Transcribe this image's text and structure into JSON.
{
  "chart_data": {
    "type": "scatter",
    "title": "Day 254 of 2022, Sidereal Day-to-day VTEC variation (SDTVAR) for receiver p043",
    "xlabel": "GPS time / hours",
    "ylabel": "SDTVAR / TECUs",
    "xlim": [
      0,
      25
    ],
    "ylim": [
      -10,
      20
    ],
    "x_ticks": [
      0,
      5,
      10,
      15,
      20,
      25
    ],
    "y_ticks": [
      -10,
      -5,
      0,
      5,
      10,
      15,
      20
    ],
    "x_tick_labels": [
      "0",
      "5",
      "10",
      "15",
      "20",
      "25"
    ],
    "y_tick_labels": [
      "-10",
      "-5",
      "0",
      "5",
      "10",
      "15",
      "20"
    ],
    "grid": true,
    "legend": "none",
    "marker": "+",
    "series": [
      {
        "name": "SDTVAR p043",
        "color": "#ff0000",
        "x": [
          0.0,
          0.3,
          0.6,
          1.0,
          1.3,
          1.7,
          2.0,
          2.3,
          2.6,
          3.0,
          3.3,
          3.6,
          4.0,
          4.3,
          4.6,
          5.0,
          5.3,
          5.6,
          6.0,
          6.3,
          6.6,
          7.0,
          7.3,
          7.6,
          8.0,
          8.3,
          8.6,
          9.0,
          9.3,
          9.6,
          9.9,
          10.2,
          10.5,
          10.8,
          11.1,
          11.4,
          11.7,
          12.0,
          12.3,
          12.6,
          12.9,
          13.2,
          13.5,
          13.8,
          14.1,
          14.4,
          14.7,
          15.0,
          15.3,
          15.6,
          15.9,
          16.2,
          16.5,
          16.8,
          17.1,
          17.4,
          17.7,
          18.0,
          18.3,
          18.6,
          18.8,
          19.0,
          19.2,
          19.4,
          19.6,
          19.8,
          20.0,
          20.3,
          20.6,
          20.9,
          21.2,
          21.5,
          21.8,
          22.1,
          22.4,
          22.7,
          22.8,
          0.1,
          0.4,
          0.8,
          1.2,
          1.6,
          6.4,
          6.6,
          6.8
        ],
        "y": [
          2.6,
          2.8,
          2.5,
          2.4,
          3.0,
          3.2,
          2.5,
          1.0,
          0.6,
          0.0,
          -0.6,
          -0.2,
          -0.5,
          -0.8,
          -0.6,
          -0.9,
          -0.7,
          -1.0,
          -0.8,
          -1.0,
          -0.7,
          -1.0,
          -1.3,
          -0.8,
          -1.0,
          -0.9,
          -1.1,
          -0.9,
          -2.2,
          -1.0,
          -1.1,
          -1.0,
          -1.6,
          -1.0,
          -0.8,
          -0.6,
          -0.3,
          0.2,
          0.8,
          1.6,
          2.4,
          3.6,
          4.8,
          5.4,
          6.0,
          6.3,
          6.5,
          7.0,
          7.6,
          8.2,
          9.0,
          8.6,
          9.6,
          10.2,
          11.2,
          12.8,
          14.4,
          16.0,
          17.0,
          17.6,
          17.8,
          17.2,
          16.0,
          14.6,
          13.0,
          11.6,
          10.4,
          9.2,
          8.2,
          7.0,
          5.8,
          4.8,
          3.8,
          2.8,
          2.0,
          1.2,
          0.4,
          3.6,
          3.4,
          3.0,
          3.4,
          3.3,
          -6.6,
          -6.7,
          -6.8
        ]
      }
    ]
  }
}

________________

▶ [YOUR INSTRUCTIONS]
From the records above, pick out and copy each line holding the word "SDTVAR".

▶ [WRITTEN REPLY]
    "title": "Day 254 of 2022, Sidereal Day-to-day VTEC variation (SDTVAR) for receiver p043",
    "ylabel": "SDTVAR / TECUs",
        "name": "SDTVAR p043",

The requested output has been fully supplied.